Task statement = According to the text on follicular dendritic cells and prion diseases, what is the approximate molecular weight of the antigen detected by FDC-B1?

Page extract Start Marker

Les Cellules Folliculaires Dendritiques : implication dans les maladies à prion
Follicular dendritic cells (FDCs) are peculiar stromal cells mainly located in the light zone of the germinal centres of the lymph follicles. They are characterised by long branching processes forming a three-dimensional network. These cells have been described as immunological accessory cells (Heinen et al., 1988; Maeda et al., 1995) with typical morphological characteristics and cytochemical and immunological phenotypes (Heinen et al., 1984). Their origin has not been unequivocally established yet. Several data support the hypothesis that FDCs differentiate from precursor cells, sharing features with mesenchymal or fibroblastic cells (Bosseloir et al., 1994). FDCs are major components of the dynamic germinal centre and are essential for generating an effective and complete humoral immune response (Heinen et al., 1995; Kosco et al., 1992). Thanks to their ability to trap antigens in the form of immune complexes via Fc or C3b receptors for long periods of time, FDCs provide a particular microenvironment for germinal centre B and T cells that influences cell activation and proliferation and B cells maturation into memory cells (Heinen et al., 1985). Mature follicular dendritic cells (FDCs) were suggested as having a key-role in the accumulation and replication of prions (Kitamoto et al, 1991). Early studies showed that whole body gamma irradiation of mice failed to influence prion pathogenesis or incubation time arguing in favour of a significant involvement of non-proliferating cells in the lymphoreticular phase of prion propagation (Fraser et al., 1987). Moreover, no infectivity has been recovered in the spleens of intraperitoneally inoculated mice with lack of identifiable FDCs in their spleen (Mabbott et al., 2000). In the same way, switching off FDCs by treating mice with soluble lymphotoxin-b receptor or TNF receptor abolishes splenic prion accumulation and retards neuroinvasion (Montrasio et al., 2000; Mabbot et al., 2002).

Different studies having this in focus have been carry out.

The different aspects taken into account were (1) the characterization of the immunological responses, and (2) the analysis of  the ultrastructure and the functional ability of FDC infected with 139A scrapie strain.

The production and characterisation of a new mouse monoclonal antibody directed against bovine follicular dendritic cells (FDC-B1) is reported. The antigen detected by FDC-B1 is expressed exclusively on the surface of FDCs in ruminant lymphoid organs. The antigen has an approximate molecular weight of 28 kDa.

Page extract End Marker
Available data Start Marker

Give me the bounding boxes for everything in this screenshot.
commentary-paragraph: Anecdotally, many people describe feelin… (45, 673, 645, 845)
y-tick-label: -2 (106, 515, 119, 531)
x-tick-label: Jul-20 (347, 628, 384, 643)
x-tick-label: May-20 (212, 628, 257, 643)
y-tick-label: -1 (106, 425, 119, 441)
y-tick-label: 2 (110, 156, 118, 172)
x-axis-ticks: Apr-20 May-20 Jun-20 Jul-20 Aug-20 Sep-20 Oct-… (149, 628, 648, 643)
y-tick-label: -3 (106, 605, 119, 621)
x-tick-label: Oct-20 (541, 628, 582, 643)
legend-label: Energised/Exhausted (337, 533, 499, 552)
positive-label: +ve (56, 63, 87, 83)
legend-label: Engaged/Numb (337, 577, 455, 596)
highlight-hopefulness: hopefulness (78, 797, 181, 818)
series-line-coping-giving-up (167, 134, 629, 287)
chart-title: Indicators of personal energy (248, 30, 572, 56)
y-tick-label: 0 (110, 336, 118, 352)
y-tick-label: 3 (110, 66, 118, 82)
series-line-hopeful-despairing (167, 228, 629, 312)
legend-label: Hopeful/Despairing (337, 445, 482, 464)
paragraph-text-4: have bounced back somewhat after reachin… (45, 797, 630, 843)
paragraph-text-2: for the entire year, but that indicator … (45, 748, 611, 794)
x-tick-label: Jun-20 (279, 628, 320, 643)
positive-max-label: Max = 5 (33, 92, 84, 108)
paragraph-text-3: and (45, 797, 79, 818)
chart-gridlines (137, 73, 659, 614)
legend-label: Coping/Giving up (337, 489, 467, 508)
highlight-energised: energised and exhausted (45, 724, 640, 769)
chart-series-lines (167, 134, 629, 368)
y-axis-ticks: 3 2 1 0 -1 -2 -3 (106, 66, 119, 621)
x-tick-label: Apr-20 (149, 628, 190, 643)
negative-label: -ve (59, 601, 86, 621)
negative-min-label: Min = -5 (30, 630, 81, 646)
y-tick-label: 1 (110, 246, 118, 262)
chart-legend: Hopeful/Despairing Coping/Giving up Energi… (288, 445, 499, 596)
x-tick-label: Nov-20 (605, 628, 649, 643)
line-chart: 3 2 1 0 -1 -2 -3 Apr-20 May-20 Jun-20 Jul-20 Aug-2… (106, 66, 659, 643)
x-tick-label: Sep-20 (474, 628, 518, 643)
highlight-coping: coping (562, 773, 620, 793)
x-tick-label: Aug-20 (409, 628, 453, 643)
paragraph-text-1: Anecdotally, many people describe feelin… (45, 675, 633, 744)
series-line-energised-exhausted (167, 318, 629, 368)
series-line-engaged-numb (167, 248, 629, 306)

Available data End Marker

Solution to this task = About 28 kDa.